* [Exercise directions]
Skip all pictures, then print the remaining material exactly.

* [Data for this task]
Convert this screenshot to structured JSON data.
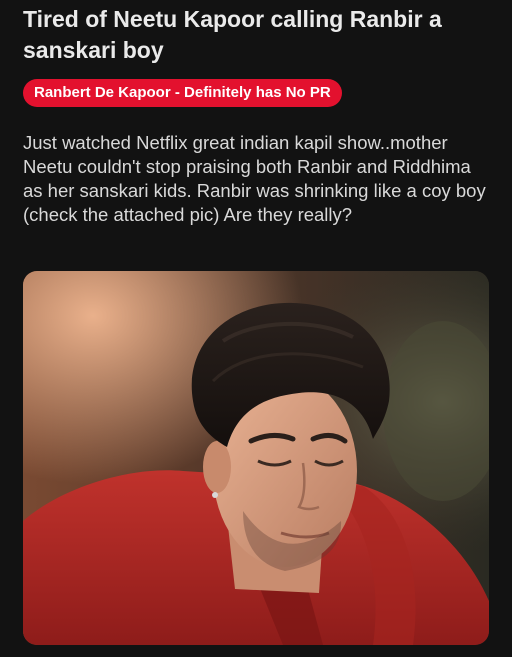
{
  "post": {
    "title": "Tired of Neetu Kapoor calling Ranbir a sanskari boy",
    "flair": "Ranbert De Kapoor - Definitely has No PR",
    "body": "Just watched Netflix great indian kapil show..mother Neetu couldn't stop praising both Ranbir and Riddhima as her sanskari kids. Ranbir was shrinking like a coy boy (check the attached pic) Are they really?"
  },
  "colors": {
    "background": "#121212",
    "flair_background": "#e3112e",
    "text": "#d9d9d9"
  }
}
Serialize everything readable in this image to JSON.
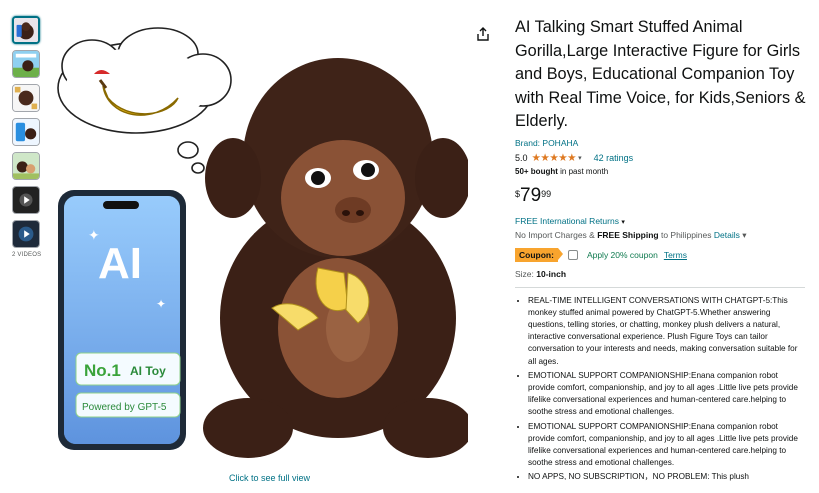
{
  "thumbnails": {
    "videos_label": "2 VIDEOS"
  },
  "main_image": {
    "badge_ai": "AI",
    "badge_no1": "No.1",
    "badge_ai_toy": "AI Toy",
    "badge_powered": "Powered by GPT-5",
    "see_full_view": "Click to see full view"
  },
  "product": {
    "title": "AI Talking Smart Stuffed Animal Gorilla,Large Interactive Figure for Girls and Boys, Educational Companion Toy with Real Time Voice, for Kids,Seniors & Elderly.",
    "brand": "Brand: POHAHA",
    "rating_value": "5.0",
    "stars": "★★★★★",
    "ratings_count": "42 ratings",
    "bought_bold": "50+ bought",
    "bought_rest": " in past month",
    "price_symbol": "$",
    "price_whole": "79",
    "price_fraction": "99",
    "returns": "FREE International Returns",
    "shipping_prefix": "No Import Charges & ",
    "shipping_bold": "FREE Shipping",
    "shipping_mid": " to Philippines ",
    "shipping_details": "Details",
    "coupon_badge": "Coupon:",
    "coupon_text": "Apply 20% coupon",
    "coupon_terms": "Terms",
    "size_label": "Size: ",
    "size_value": "10-inch",
    "bullets": [
      "REAL-TIME INTELLIGENT CONVERSATIONS WITH CHATGPT-5:This monkey stuffed animal powered by ChatGPT-5.Whether answering questions, telling stories, or chatting, monkey plush delivers a natural, interactive conversational experience. Plush Figure Toys can tailor conversation to your interests and needs, making conversation suitable for all ages.",
      "EMOTIONAL SUPPORT COMPANIONSHIP:Enana companion robot provide comfort, companionship, and joy to all ages .Little live pets provide lifelike conversational experiences and human-centered care.helping to soothe stress and emotional challenges.",
      "EMOTIONAL SUPPORT COMPANIONSHIP:Enana companion robot provide comfort, companionship, and joy to all ages .Little live pets provide lifelike conversational experiences and human-centered care.helping to soothe stress and emotional challenges.",
      "NO APPS, NO SUBSCRIPTION，NO PROBLEM:  This plush"
    ]
  },
  "colors": {
    "link": "#007185",
    "star": "#de7921",
    "coupon": "#f8a42e",
    "gorilla_fur": "#3b2016"
  }
}
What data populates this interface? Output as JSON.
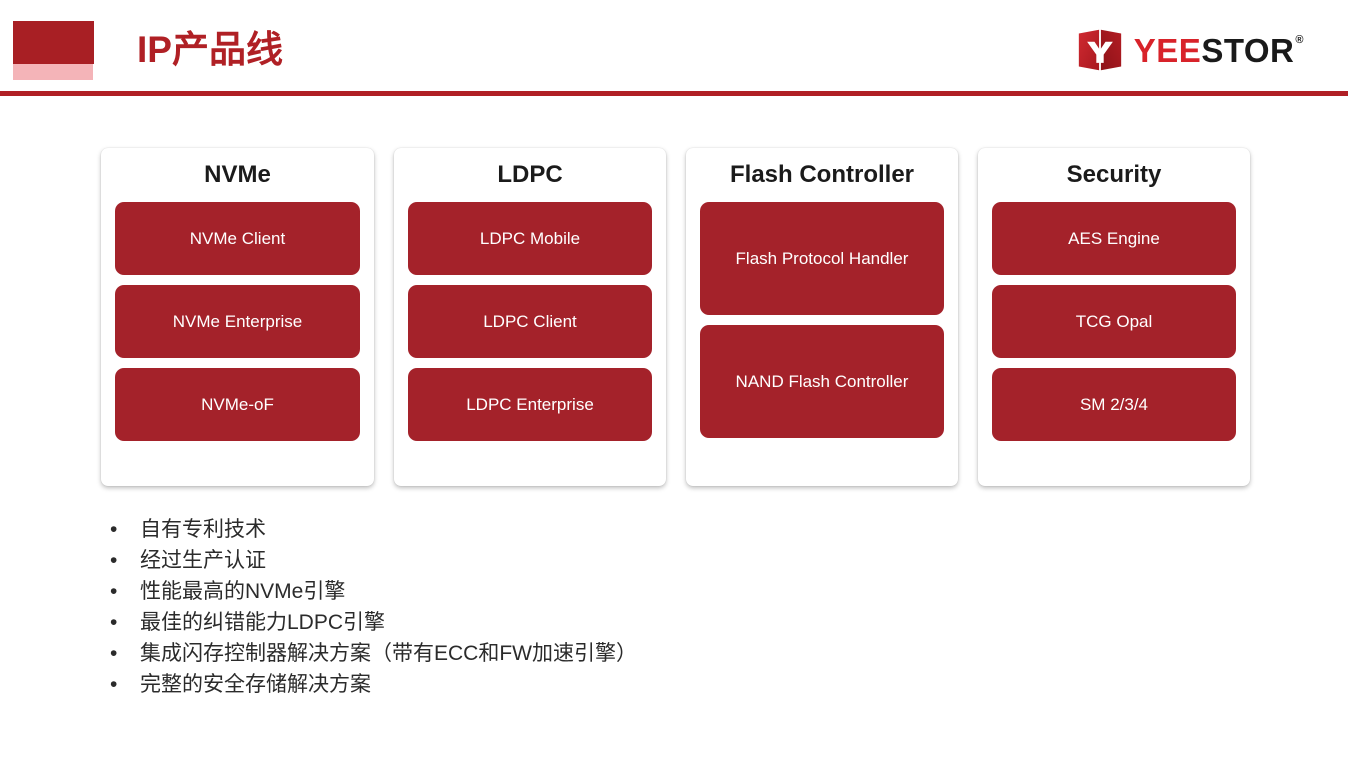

* [Response]
Convert this screenshot to structured JSON data.
{
  "post": {
    "title": "Tired of Neetu Kapoor calling Ranbir a sanskari boy",
    "flair": "Ranbert De Kapoor - Definitely has No PR",
    "body": "Just watched Netflix great indian kapil show..mother Neetu couldn't stop praising both Ranbir and Riddhima as her sanskari kids. Ranbir was shrinking like a coy boy (check the attached pic) Are they really?"
  },
  "colors": {
    "background": "#121212",
    "flair_background": "#e3112e",
    "text": "#d9d9d9"
  }
}
Serialize everything readable in this image to JSON.
{
  "thumbnails": {
    "videos_label": "2 VIDEOS"
  },
  "main_image": {
    "badge_ai": "AI",
    "badge_no1": "No.1",
    "badge_ai_toy": "AI Toy",
    "badge_powered": "Powered by GPT-5",
    "see_full_view": "Click to see full view"
  },
  "product": {
    "title": "AI Talking Smart Stuffed Animal Gorilla,Large Interactive Figure for Girls and Boys, Educational Companion Toy with Real Time Voice, for Kids,Seniors & Elderly.",
    "brand": "Brand: POHAHA",
    "rating_value": "5.0",
    "stars": "★★★★★",
    "ratings_count": "42 ratings",
    "bought_bold": "50+ bought",
    "bought_rest": " in past month",
    "price_symbol": "$",
    "price_whole": "79",
    "price_fraction": "99",
    "returns": "FREE International Returns",
    "shipping_prefix": "No Import Charges & ",
    "shipping_bold": "FREE Shipping",
    "shipping_mid": " to Philippines ",
    "shipping_details": "Details",
    "coupon_badge": "Coupon:",
    "coupon_text": "Apply 20% coupon",
    "coupon_terms": "Terms",
    "size_label": "Size: ",
    "size_value": "10-inch",
    "bullets": [
      "REAL-TIME INTELLIGENT CONVERSATIONS WITH CHATGPT-5:This monkey stuffed animal powered by ChatGPT-5.Whether answering questions, telling stories, or chatting, monkey plush delivers a natural, interactive conversational experience. Plush Figure Toys can tailor conversation to your interests and needs, making conversation suitable for all ages.",
      "EMOTIONAL SUPPORT COMPANIONSHIP:Enana companion robot provide comfort, companionship, and joy to all ages .Little live pets provide lifelike conversational experiences and human-centered care.helping to soothe stress and emotional challenges.",
      "EMOTIONAL SUPPORT COMPANIONSHIP:Enana companion robot provide comfort, companionship, and joy to all ages .Little live pets provide lifelike conversational experiences and human-centered care.helping to soothe stress and emotional challenges.",
      "NO APPS, NO SUBSCRIPTION，NO PROBLEM:  This plush"
    ]
  },
  "colors": {
    "link": "#007185",
    "star": "#de7921",
    "coupon": "#f8a42e",
    "gorilla_fur": "#3b2016"
  }
}
What data populates this interface? Output as JSON.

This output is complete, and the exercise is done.